**Short exercise:** Filter this material down to the lines that hold "Buech", copying each one.

>> start Records provided

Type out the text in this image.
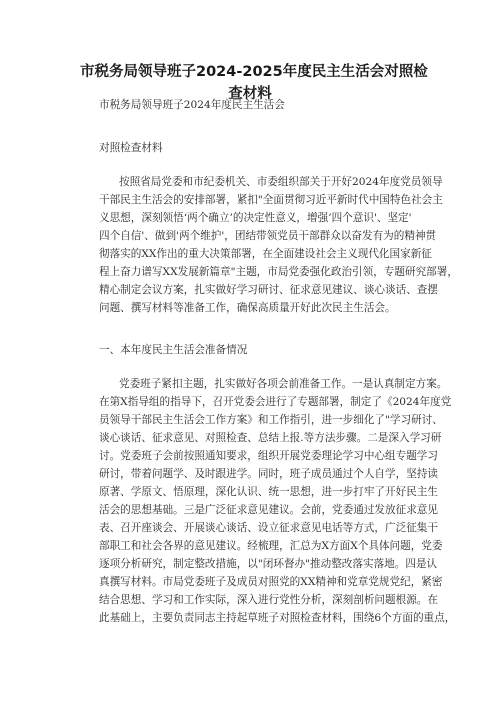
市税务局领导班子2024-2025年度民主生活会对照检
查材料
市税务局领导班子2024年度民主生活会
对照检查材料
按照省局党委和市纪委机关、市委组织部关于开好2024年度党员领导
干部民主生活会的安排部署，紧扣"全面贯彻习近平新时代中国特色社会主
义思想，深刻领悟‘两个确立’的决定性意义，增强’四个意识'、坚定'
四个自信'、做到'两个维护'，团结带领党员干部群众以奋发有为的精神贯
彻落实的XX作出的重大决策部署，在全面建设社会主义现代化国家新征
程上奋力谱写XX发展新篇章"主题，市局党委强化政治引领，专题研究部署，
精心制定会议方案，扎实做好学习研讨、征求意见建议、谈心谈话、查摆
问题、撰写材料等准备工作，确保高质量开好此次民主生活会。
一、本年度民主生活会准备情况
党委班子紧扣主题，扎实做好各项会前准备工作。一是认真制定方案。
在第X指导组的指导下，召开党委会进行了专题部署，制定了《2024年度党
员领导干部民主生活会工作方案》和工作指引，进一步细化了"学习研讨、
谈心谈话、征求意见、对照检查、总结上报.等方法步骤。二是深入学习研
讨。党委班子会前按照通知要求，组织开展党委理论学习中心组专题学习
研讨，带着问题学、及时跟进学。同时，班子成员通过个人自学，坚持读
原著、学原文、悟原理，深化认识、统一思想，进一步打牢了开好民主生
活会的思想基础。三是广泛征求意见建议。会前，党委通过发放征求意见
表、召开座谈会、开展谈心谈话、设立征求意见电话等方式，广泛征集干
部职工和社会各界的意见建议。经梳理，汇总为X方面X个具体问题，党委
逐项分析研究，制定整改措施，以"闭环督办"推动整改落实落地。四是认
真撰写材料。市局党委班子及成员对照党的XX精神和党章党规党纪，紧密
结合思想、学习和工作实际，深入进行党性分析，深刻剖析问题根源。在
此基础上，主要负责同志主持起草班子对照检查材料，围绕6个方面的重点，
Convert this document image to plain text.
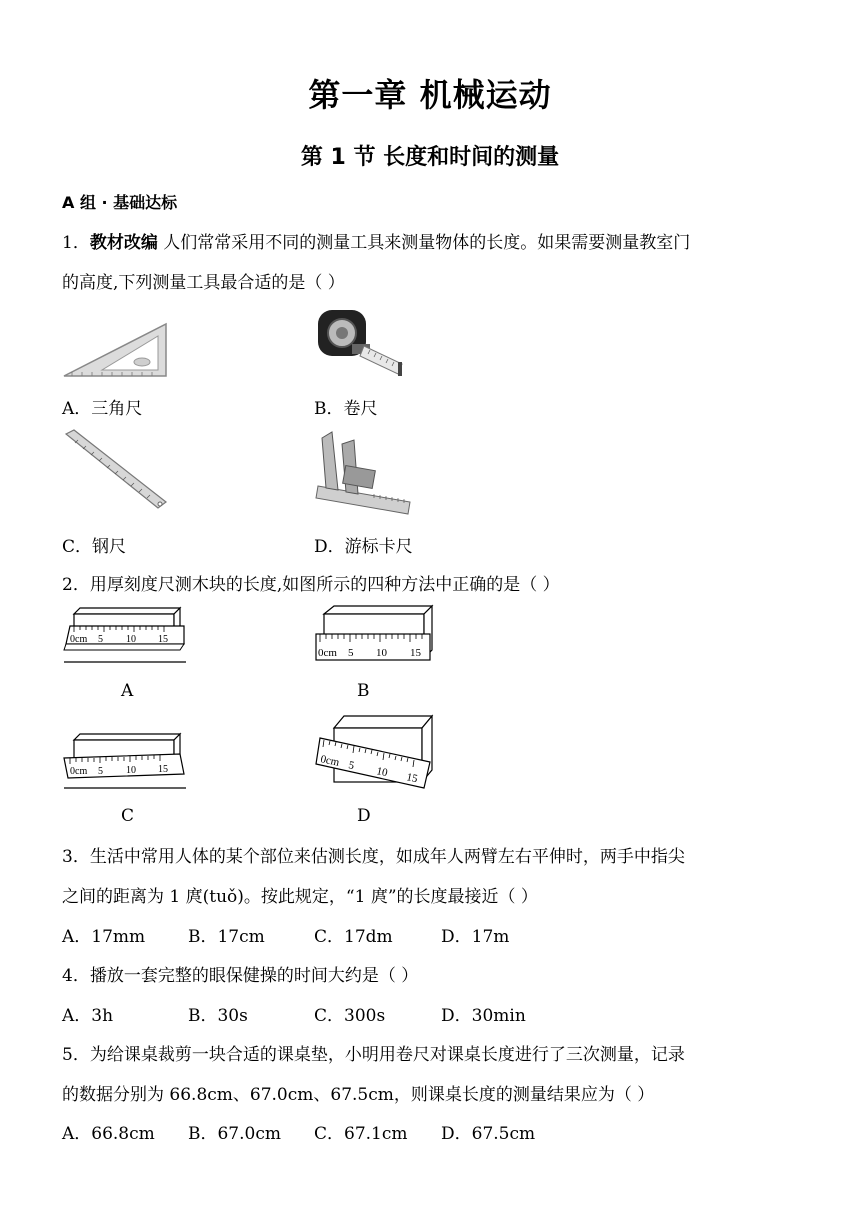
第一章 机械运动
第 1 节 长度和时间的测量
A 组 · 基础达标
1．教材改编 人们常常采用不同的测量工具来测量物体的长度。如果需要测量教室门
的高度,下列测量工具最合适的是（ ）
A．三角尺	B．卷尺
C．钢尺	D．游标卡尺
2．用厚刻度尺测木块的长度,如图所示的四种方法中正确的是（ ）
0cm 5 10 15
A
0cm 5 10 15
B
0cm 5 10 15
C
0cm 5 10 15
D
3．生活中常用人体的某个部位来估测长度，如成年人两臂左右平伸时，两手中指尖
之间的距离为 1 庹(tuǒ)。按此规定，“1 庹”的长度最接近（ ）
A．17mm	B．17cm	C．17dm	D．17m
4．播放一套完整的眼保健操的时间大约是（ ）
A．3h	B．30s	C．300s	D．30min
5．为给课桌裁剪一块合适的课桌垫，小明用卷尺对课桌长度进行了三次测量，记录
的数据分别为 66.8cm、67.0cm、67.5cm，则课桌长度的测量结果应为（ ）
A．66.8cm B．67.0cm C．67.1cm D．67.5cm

>> end Records provided
>> start Records provided

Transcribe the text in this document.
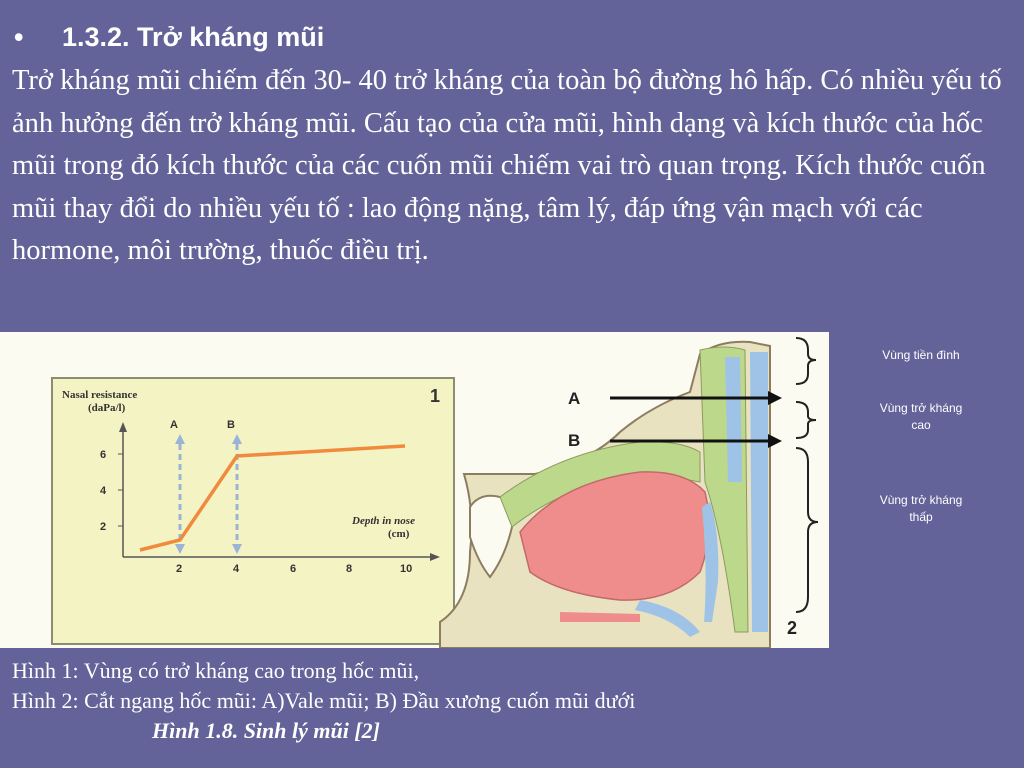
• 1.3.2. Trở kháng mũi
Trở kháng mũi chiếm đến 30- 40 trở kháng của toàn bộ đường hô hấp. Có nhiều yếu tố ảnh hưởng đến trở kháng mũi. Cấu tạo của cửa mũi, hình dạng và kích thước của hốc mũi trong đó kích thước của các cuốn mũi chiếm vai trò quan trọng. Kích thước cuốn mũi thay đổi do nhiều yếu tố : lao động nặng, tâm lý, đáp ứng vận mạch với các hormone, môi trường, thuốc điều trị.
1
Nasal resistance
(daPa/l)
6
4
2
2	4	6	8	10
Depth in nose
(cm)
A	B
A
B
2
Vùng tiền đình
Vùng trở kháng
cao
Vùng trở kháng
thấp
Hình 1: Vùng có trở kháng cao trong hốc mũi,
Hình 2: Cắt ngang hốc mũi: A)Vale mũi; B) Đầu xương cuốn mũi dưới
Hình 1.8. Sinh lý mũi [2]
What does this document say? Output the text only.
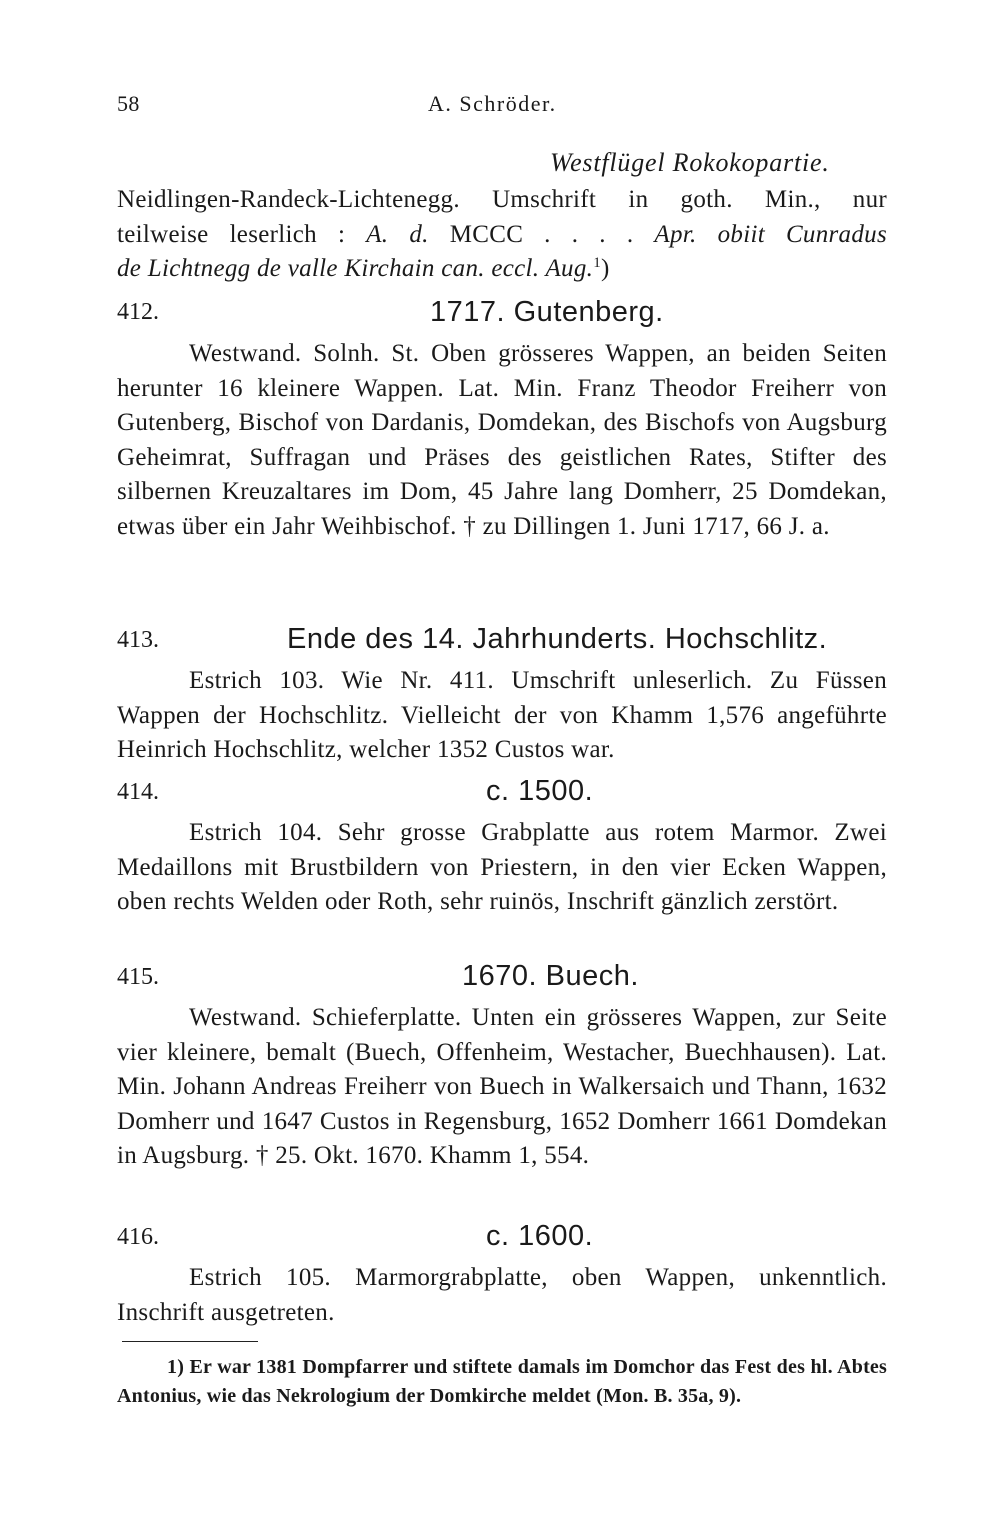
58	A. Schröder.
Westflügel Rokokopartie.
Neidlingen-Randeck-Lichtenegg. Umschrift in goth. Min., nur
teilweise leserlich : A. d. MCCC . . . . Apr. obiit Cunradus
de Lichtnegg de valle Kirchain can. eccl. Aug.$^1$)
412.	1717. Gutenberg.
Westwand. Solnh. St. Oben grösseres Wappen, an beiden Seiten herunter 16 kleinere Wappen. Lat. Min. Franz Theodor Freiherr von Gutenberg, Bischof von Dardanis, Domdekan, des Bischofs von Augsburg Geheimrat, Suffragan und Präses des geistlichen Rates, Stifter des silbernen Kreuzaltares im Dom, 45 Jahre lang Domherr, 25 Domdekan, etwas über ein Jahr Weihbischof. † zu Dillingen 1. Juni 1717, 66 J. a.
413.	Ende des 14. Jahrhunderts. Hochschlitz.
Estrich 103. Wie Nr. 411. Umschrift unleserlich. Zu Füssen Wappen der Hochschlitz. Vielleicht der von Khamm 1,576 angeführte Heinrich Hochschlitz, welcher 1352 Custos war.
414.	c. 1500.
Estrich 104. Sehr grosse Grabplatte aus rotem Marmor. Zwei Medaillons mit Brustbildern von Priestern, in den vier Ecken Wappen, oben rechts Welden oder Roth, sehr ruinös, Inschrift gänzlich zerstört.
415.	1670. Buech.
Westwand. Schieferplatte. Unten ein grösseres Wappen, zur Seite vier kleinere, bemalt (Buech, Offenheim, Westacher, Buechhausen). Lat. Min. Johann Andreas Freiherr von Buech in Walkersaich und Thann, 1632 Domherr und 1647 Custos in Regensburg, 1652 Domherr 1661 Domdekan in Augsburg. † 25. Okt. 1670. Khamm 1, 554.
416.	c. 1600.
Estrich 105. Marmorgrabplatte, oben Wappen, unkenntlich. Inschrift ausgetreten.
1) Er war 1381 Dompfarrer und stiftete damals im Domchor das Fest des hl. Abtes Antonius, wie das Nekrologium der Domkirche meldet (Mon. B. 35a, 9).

>> end Records provided

**Task solution:**
415.	1670. Buech.
Westwand. Schieferplatte. Unten ein grösseres Wappen, zur Seite vier kleinere, bemalt (Buech, Offenheim, Westacher, Buechhausen). Lat. Min. Johann Andreas Freiherr von Buech in Walkersaich und Thann, 1632 Domherr und 1647 Custos in Regensburg, 1652 Domherr 1661 Domdekan in Augsburg. † 25. Okt. 1670. Khamm 1, 554.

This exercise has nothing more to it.